Retype every line of the records below verbatim, keeping the same order, spacing, and punctuation.
START Supplied material
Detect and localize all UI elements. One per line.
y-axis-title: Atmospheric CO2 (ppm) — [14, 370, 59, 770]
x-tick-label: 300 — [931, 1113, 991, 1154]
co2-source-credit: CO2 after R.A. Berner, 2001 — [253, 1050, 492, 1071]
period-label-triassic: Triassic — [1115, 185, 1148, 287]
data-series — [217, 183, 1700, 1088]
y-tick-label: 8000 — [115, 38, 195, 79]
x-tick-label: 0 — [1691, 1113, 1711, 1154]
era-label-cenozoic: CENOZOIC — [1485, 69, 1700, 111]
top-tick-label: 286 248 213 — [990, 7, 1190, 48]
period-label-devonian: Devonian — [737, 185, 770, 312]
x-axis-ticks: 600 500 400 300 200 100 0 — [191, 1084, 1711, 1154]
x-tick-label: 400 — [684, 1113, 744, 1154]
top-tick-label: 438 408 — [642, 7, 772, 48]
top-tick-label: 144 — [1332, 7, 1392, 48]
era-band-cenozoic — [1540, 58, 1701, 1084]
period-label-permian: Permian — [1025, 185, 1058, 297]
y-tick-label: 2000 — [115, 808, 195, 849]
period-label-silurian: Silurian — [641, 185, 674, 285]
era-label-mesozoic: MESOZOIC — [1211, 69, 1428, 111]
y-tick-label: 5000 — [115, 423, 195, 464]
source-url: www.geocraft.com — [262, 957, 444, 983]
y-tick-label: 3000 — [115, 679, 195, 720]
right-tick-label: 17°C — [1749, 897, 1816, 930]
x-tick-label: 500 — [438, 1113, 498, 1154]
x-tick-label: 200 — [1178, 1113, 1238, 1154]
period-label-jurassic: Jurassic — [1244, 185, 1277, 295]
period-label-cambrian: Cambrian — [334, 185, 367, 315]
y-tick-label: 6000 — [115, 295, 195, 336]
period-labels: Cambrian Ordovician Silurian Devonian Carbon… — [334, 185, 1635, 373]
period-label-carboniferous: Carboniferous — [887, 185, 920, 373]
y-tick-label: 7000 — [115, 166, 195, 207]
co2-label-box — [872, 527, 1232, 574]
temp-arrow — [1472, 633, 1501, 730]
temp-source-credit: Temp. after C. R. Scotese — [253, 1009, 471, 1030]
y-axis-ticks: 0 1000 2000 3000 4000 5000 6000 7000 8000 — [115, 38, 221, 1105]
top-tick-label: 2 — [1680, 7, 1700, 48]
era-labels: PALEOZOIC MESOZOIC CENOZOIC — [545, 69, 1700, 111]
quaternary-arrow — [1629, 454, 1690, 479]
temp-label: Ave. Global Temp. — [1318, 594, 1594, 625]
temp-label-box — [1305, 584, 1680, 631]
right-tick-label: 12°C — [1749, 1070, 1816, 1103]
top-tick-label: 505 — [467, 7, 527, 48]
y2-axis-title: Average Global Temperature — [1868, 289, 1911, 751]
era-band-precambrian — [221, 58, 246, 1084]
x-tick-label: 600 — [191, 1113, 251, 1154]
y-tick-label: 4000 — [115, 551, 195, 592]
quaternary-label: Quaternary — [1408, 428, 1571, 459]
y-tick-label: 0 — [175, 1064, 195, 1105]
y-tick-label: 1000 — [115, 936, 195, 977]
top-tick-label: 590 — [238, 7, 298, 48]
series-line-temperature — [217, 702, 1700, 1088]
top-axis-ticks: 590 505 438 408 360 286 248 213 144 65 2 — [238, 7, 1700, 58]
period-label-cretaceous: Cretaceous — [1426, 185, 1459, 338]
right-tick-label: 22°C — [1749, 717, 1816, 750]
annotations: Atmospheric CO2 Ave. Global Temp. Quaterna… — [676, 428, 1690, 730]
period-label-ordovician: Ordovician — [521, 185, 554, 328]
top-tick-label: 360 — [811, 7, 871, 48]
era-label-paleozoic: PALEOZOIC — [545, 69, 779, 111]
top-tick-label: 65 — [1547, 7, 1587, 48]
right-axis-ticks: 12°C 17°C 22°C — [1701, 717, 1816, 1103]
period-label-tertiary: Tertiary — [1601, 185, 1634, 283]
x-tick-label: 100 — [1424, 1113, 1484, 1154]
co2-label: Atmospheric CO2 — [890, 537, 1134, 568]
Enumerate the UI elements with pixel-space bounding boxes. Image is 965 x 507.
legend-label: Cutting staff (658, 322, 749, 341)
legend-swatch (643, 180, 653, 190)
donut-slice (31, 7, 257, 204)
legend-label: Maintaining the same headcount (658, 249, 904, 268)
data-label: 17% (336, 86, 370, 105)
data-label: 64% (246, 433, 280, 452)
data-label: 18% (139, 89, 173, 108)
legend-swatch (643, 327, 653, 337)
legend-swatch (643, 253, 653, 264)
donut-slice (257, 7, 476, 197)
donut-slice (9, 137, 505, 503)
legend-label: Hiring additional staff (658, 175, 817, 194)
END Supplied material
The response –
Detect and localize all UI elements. One per line.
y-axis-title: Atmospheric CO2 (ppm) — [14, 370, 59, 770]
x-tick-label: 300 — [931, 1113, 991, 1154]
co2-source-credit: CO2 after R.A. Berner, 2001 — [253, 1050, 492, 1071]
period-label-triassic: Triassic — [1115, 185, 1148, 287]
data-series — [217, 183, 1700, 1088]
y-tick-label: 8000 — [115, 38, 195, 79]
x-tick-label: 0 — [1691, 1113, 1711, 1154]
era-label-cenozoic: CENOZOIC — [1485, 69, 1700, 111]
top-tick-label: 286 248 213 — [990, 7, 1190, 48]
period-label-devonian: Devonian — [737, 185, 770, 312]
x-axis-ticks: 600 500 400 300 200 100 0 — [191, 1084, 1711, 1154]
x-tick-label: 400 — [684, 1113, 744, 1154]
top-tick-label: 438 408 — [642, 7, 772, 48]
top-tick-label: 144 — [1332, 7, 1392, 48]
era-band-cenozoic — [1540, 58, 1701, 1084]
period-label-permian: Permian — [1025, 185, 1058, 297]
y-tick-label: 2000 — [115, 808, 195, 849]
period-label-silurian: Silurian — [641, 185, 674, 285]
era-label-mesozoic: MESOZOIC — [1211, 69, 1428, 111]
y-tick-label: 5000 — [115, 423, 195, 464]
source-url: www.geocraft.com — [262, 957, 444, 983]
y-tick-label: 3000 — [115, 679, 195, 720]
right-tick-label: 17°C — [1749, 897, 1816, 930]
x-tick-label: 500 — [438, 1113, 498, 1154]
x-tick-label: 200 — [1178, 1113, 1238, 1154]
period-label-jurassic: Jurassic — [1244, 185, 1277, 295]
period-label-cambrian: Cambrian — [334, 185, 367, 315]
y-tick-label: 6000 — [115, 295, 195, 336]
period-labels: Cambrian Ordovician Silurian Devonian Carbon… — [334, 185, 1635, 373]
period-label-carboniferous: Carboniferous — [887, 185, 920, 373]
y-tick-label: 7000 — [115, 166, 195, 207]
co2-label-box — [872, 527, 1232, 574]
temp-arrow — [1472, 633, 1501, 730]
temp-source-credit: Temp. after C. R. Scotese — [253, 1009, 471, 1030]
y-axis-ticks: 0 1000 2000 3000 4000 5000 6000 7000 8000 — [115, 38, 221, 1105]
top-tick-label: 2 — [1680, 7, 1700, 48]
era-labels: PALEOZOIC MESOZOIC CENOZOIC — [545, 69, 1700, 111]
quaternary-arrow — [1629, 454, 1690, 479]
temp-label: Ave. Global Temp. — [1318, 594, 1594, 625]
temp-label-box — [1305, 584, 1680, 631]
right-tick-label: 12°C — [1749, 1070, 1816, 1103]
top-tick-label: 505 — [467, 7, 527, 48]
y2-axis-title: Average Global Temperature — [1868, 289, 1911, 751]
era-band-precambrian — [221, 58, 246, 1084]
x-tick-label: 600 — [191, 1113, 251, 1154]
y-tick-label: 4000 — [115, 551, 195, 592]
quaternary-label: Quaternary — [1408, 428, 1571, 459]
y-tick-label: 0 — [175, 1064, 195, 1105]
y-tick-label: 1000 — [115, 936, 195, 977]
top-tick-label: 590 — [238, 7, 298, 48]
series-line-temperature — [217, 702, 1700, 1088]
top-axis-ticks: 590 505 438 408 360 286 248 213 144 65 2 — [238, 7, 1700, 58]
period-label-cretaceous: Cretaceous — [1426, 185, 1459, 338]
right-tick-label: 22°C — [1749, 717, 1816, 750]
annotations: Atmospheric CO2 Ave. Global Temp. Quaterna… — [676, 428, 1690, 730]
period-label-ordovician: Ordovician — [521, 185, 554, 328]
top-tick-label: 360 — [811, 7, 871, 48]
era-label-paleozoic: PALEOZOIC — [545, 69, 779, 111]
top-tick-label: 65 — [1547, 7, 1587, 48]
right-axis-ticks: 12°C 17°C 22°C — [1701, 717, 1816, 1103]
period-label-tertiary: Tertiary — [1601, 185, 1634, 283]
x-tick-label: 100 — [1424, 1113, 1484, 1154]
co2-label: Atmospheric CO2 — [890, 537, 1134, 568]
Enumerate the UI elements with pixel-space bounding boxes. Image is 965 x 507.
legend-label: Cutting staff (658, 322, 749, 341)
legend-swatch (643, 180, 653, 190)
donut-slice (31, 7, 257, 204)
legend-label: Maintaining the same headcount (658, 249, 904, 268)
data-label: 17% (336, 86, 370, 105)
data-label: 64% (246, 433, 280, 452)
data-label: 18% (139, 89, 173, 108)
legend-swatch (643, 327, 653, 337)
legend-swatch (643, 253, 653, 264)
donut-slice (257, 7, 476, 197)
donut-slice (9, 137, 505, 503)
legend-label: Hiring additional staff (658, 175, 817, 194)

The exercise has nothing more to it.